begin Provided entries
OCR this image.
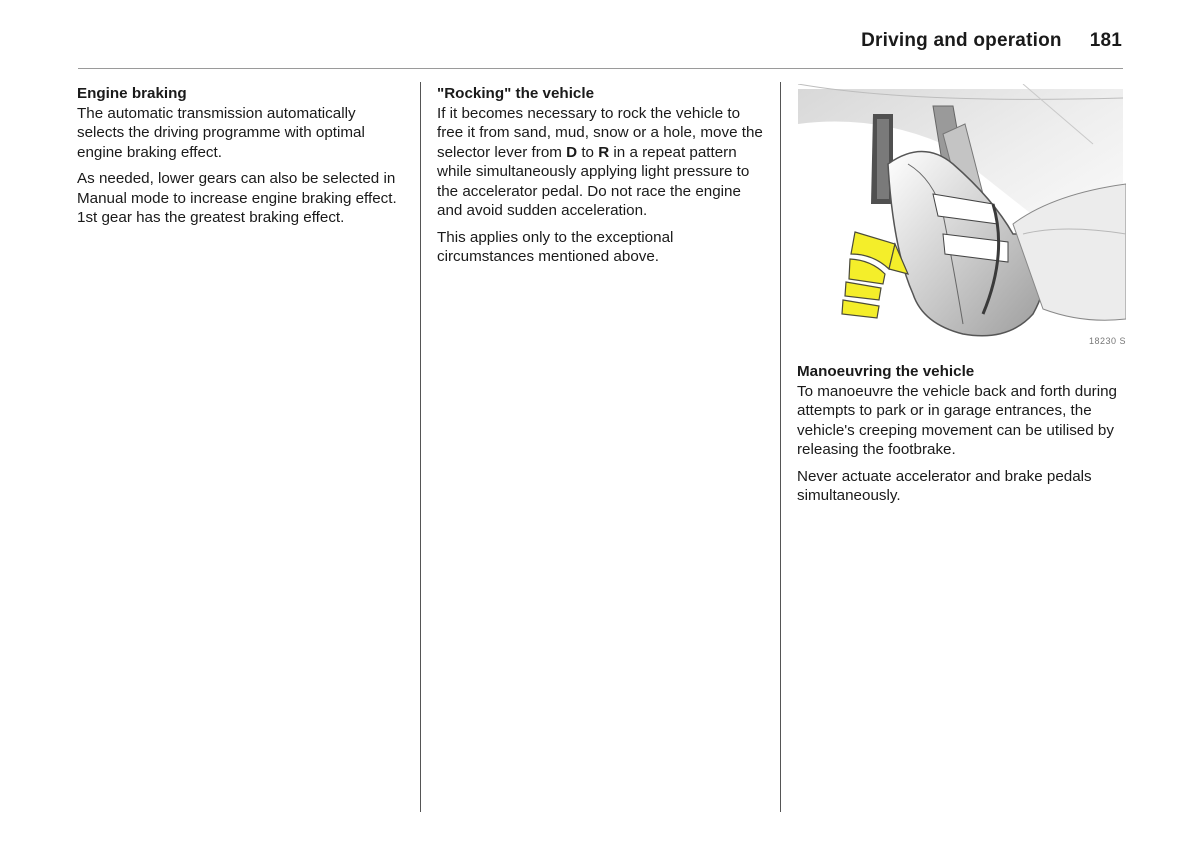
Driving and operation 181
Engine braking

The automatic transmission automatically selects the driving programme with optimal engine braking effect.

As needed, lower gears can also be selected in Manual mode to increase engine braking effect. 1st gear has the greatest braking effect.

"Rocking" the vehicle

If it becomes necessary to rock the vehicle to free it from sand, mud, snow or a hole, move the selector lever from D to R in a repeat pattern while simultaneously applying light pressure to the accelerator pedal. Do not race the engine and avoid sudden acceleration.

This applies only to the exceptional circumstances mentioned above.

18230 S
Manoeuvring the vehicle

To manoeuvre the vehicle back and forth during attempts to park or in garage entrances, the vehicle's creeping movement can be utilised by releasing the footbrake.

Never actuate accelerator and brake pedals simultaneously.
end Provided entries
Written instruction - Copy out each line of the records where the string "effect" appears.

Response below -
The automatic transmission automatically selects the driving programme with optimal engine braking effect.
As needed, lower gears can also be selected in Manual mode to increase engine braking effect. 1st gear has the greatest braking effect.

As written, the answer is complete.